Extract the records in full, leaving every picture out.
** START Provided records **
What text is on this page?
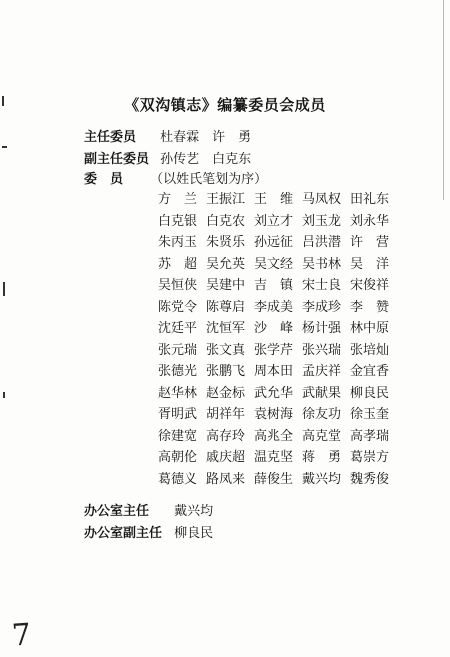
《双沟镇志》编纂委员会成员
主任委员 杜春霖　许　勇
副主任委员 孙传艺　白克东
委　员 （以姓氏笔划为序）
方　兰 王振江 王　维 马凤权 田礼东
白克银 白克农 刘立才 刘玉龙 刘永华
朱丙玉 朱贤乐 孙远征 吕洪潜 许　营
苏　超 吴允英 吴文经 吴书林 吴　洋
吴恒侠 吴建中 吉　镇 宋士良 宋俊祥
陈党令 陈尊启 李成美 李成珍 李　赞
沈廷平 沈恒军 沙　峰 杨计强 林中原
张元瑞 张文真 张学芹 张兴瑞 张培灿
张德光 张鹏飞 周本田 孟庆祥 金宜香
赵华林 赵金标 武允华 武献果 柳良民
胥明武 胡祥年 袁树海 徐友功 徐玉奎
徐建宽 高存玲 高兆全 高克堂 高孝瑞
高朝伦 戚庆超 温克坚 蒋　勇 葛崇方
葛德义 路凤来 薛俊生 戴兴均 魏秀俊
办公室主任 戴兴均
办公室副主任 柳良民
7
** END Provided records **
# [Task answer]
What text is on this page?
《双沟镇志》编纂委员会成员
主任委员 杜春霖　许　勇
副主任委员 孙传艺　白克东
委　员 （以姓氏笔划为序）
方　兰 王振江 王　维 马凤权 田礼东
白克银 白克农 刘立才 刘玉龙 刘永华
朱丙玉 朱贤乐 孙远征 吕洪潜 许　营
苏　超 吴允英 吴文经 吴书林 吴　洋
吴恒侠 吴建中 吉　镇 宋士良 宋俊祥
陈党令 陈尊启 李成美 李成珍 李　赞
沈廷平 沈恒军 沙　峰 杨计强 林中原
张元瑞 张文真 张学芹 张兴瑞 张培灿
张德光 张鹏飞 周本田 孟庆祥 金宜香
赵华林 赵金标 武允华 武献果 柳良民
胥明武 胡祥年 袁树海 徐友功 徐玉奎
徐建宽 高存玲 高兆全 高克堂 高孝瑞
高朝伦 戚庆超 温克坚 蒋　勇 葛崇方
葛德义 路凤来 薛俊生 戴兴均 魏秀俊
办公室主任 戴兴均
办公室副主任 柳良民
7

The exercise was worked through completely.